Dataset items:
□ □ □ □ □ □ □

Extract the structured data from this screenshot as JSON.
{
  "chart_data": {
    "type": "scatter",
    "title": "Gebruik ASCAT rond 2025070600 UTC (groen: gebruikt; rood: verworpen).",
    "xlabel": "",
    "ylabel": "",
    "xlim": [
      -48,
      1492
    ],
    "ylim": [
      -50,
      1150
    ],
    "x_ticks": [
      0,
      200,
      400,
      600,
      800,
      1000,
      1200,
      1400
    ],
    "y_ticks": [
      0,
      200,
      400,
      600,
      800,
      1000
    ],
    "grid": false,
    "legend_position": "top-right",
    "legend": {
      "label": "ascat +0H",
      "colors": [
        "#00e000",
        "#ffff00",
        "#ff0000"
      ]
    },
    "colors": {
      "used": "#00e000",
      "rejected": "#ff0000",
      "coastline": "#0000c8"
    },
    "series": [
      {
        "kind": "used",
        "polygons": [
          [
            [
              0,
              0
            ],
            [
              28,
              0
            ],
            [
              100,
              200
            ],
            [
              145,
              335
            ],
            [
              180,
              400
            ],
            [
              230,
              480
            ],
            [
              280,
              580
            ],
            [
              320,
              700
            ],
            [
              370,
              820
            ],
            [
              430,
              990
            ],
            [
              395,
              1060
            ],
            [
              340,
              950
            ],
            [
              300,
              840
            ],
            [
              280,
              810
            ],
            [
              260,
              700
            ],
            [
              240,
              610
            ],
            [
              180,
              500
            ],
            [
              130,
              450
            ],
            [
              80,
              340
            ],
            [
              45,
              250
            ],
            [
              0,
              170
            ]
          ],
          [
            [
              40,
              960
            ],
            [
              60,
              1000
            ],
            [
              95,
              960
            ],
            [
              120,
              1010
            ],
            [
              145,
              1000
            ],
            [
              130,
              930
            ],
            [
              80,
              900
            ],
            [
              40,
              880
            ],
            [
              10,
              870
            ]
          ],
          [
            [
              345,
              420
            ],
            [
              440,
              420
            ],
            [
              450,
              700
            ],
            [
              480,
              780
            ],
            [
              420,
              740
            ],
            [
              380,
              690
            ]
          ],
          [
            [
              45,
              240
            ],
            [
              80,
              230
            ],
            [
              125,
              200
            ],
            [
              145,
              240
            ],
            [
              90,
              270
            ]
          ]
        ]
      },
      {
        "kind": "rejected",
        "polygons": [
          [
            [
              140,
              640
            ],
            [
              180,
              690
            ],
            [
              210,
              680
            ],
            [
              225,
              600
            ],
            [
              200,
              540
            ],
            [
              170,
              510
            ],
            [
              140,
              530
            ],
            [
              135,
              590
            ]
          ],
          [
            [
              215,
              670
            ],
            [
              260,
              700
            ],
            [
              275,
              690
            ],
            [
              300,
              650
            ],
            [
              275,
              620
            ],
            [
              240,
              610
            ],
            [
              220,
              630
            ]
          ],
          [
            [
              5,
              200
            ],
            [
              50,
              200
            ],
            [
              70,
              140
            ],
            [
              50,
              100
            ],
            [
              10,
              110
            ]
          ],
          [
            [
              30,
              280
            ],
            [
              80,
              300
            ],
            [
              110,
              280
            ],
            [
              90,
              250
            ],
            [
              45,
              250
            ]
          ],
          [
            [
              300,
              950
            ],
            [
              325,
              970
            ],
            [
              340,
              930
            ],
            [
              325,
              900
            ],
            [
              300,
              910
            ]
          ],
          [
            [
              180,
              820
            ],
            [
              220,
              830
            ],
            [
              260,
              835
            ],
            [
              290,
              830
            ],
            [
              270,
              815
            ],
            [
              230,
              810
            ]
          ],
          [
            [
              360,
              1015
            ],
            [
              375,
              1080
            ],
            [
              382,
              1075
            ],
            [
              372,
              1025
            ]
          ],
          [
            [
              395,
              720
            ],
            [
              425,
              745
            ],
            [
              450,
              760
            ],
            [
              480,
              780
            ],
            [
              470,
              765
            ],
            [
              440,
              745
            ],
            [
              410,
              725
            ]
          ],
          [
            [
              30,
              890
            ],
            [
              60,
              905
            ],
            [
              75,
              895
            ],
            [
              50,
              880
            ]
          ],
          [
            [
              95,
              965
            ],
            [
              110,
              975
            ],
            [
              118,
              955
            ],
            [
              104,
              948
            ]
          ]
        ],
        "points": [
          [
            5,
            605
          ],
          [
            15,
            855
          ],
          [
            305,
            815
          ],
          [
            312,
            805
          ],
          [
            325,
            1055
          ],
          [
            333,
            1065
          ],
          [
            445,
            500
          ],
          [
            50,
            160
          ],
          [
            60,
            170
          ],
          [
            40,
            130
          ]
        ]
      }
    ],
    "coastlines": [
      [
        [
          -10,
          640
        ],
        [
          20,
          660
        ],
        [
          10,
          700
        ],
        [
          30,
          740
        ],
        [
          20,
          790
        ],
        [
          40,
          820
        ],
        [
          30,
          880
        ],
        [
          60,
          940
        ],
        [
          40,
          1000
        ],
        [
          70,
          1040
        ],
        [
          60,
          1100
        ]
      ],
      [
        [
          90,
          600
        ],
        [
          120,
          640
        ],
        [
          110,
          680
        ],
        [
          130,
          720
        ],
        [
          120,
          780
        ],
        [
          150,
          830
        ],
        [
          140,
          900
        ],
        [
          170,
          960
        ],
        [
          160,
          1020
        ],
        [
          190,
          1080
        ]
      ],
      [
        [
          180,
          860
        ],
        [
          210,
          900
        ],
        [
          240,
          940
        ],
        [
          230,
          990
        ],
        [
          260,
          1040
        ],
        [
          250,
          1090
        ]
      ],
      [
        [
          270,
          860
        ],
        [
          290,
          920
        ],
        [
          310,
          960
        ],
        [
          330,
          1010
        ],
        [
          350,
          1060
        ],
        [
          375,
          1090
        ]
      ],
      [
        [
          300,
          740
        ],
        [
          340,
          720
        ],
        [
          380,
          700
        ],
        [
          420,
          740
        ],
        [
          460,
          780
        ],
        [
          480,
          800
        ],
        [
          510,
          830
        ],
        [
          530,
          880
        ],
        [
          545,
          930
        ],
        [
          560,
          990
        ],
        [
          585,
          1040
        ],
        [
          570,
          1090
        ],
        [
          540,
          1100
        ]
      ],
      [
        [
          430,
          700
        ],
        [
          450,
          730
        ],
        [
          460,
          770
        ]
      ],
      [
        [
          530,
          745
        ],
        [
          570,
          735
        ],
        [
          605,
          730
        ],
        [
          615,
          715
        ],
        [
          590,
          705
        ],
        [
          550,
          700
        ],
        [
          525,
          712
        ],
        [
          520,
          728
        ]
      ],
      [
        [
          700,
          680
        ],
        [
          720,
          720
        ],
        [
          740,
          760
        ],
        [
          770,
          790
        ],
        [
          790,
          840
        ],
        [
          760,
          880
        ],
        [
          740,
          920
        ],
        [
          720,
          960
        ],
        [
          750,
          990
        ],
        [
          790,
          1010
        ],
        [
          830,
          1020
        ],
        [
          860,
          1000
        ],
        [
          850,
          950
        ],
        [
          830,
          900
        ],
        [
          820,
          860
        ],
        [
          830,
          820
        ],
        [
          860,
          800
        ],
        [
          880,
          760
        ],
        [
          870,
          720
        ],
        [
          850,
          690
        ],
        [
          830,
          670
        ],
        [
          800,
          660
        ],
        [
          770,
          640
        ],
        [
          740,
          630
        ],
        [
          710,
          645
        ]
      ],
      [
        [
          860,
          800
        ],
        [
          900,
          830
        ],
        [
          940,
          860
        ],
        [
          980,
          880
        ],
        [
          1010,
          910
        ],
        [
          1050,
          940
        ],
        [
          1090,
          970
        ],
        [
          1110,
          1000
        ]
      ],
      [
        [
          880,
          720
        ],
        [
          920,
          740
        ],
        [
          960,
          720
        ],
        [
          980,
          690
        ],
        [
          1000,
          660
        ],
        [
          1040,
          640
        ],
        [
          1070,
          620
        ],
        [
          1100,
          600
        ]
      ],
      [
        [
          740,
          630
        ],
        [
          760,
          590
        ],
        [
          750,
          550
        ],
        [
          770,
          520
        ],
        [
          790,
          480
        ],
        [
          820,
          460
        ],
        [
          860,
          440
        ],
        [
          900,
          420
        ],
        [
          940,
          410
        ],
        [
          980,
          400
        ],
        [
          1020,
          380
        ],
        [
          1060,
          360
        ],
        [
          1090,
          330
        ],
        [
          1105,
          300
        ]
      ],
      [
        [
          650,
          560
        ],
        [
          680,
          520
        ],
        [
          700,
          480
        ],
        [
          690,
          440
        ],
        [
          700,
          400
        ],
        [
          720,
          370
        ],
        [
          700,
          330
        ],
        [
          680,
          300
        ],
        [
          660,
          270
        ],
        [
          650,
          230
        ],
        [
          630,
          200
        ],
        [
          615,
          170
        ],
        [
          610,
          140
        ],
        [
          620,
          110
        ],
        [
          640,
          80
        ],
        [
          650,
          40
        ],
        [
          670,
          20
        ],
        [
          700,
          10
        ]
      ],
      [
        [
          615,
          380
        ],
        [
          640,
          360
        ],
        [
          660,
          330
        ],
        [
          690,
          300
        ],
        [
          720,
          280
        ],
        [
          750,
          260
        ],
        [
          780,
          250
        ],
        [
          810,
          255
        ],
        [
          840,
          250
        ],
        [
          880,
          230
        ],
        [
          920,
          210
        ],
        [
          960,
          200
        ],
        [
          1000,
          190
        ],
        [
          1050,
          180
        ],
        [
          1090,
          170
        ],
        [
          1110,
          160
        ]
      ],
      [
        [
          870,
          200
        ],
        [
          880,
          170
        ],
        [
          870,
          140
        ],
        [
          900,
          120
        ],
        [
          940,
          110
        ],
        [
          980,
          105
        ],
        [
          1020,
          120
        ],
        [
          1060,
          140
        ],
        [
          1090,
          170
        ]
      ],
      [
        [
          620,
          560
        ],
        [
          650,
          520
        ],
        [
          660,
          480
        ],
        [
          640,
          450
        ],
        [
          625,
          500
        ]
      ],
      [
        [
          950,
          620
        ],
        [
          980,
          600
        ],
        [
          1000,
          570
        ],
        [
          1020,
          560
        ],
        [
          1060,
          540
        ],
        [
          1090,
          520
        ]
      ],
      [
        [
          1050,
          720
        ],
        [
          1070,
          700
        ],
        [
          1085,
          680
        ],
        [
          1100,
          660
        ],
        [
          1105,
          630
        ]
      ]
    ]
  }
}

□ □ □ □ □ □ □

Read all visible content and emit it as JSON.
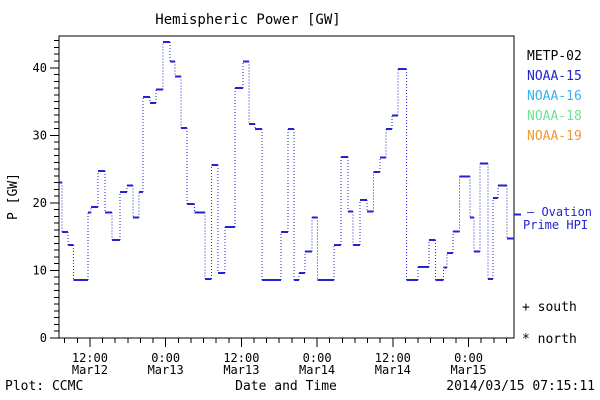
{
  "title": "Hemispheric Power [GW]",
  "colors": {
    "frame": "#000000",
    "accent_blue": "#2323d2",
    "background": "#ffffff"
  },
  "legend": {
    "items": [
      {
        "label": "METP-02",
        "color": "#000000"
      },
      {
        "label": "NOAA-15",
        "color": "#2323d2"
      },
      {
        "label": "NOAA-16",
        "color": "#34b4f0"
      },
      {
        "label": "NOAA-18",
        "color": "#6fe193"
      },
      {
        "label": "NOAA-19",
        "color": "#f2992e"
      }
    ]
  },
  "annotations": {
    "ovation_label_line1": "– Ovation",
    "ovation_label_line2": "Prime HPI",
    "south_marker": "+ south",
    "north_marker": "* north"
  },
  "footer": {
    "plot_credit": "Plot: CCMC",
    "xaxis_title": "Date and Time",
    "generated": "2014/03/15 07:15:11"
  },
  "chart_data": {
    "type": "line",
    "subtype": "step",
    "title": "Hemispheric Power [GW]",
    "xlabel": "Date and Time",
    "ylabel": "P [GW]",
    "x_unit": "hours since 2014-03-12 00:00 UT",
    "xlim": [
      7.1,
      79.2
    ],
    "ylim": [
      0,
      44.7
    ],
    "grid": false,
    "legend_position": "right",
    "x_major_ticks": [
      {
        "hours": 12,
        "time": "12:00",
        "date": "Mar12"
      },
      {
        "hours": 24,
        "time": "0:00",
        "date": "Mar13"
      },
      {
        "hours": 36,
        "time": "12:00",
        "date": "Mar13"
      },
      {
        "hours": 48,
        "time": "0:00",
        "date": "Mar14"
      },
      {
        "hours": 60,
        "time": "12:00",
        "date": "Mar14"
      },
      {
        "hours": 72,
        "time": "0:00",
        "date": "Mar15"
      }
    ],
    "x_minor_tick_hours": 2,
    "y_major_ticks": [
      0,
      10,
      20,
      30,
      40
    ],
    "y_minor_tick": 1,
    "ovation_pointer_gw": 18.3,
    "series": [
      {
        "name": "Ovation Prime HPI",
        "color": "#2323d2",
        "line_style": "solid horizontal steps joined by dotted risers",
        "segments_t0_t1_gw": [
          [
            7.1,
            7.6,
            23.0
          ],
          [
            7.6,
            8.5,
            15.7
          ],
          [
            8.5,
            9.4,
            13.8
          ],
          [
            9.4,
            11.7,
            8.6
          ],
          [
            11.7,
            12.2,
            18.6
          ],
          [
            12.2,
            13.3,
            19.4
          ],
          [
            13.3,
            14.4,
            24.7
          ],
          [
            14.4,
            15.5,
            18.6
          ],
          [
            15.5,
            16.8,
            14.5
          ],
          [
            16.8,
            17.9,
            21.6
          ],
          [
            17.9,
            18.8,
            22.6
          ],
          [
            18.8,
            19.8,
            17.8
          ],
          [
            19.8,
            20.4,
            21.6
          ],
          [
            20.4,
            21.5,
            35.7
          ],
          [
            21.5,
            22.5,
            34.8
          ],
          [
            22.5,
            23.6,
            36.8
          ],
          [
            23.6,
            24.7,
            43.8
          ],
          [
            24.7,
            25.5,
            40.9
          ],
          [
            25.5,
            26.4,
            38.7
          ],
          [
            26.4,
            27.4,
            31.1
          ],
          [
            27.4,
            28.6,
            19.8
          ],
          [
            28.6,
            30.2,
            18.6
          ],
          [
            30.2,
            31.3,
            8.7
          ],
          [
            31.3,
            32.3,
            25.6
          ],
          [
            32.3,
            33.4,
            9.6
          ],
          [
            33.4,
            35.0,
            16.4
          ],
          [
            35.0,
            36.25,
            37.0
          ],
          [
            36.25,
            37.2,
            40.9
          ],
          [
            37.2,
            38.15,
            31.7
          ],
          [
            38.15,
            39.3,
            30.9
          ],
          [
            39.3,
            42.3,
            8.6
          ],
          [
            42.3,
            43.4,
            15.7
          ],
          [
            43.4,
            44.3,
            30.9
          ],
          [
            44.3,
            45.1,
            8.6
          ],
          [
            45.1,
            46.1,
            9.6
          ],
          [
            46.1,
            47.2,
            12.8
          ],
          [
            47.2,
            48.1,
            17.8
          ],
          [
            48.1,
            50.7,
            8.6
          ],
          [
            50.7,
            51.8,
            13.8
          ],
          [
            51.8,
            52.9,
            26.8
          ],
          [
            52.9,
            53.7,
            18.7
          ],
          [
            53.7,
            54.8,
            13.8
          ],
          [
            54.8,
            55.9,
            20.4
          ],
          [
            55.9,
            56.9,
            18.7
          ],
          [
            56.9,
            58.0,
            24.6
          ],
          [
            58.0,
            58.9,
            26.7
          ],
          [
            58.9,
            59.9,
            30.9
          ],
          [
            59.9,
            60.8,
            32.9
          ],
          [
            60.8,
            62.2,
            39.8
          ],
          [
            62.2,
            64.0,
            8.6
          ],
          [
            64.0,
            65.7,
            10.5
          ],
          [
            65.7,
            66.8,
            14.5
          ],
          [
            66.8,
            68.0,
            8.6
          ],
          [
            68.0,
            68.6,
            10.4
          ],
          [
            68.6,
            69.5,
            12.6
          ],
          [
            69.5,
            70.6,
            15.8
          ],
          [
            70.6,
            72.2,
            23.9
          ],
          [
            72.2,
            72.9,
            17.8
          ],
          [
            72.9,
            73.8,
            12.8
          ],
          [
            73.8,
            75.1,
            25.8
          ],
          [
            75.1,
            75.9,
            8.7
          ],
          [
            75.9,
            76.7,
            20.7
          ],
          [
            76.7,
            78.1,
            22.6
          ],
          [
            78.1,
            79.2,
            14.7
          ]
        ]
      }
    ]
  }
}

□ □ □ □ □ □ □

Isolate the lines above that contain the word "Power" and copy them.

  "title": "Hemispheric Power [GW]",
    "title": "Hemispheric Power [GW]",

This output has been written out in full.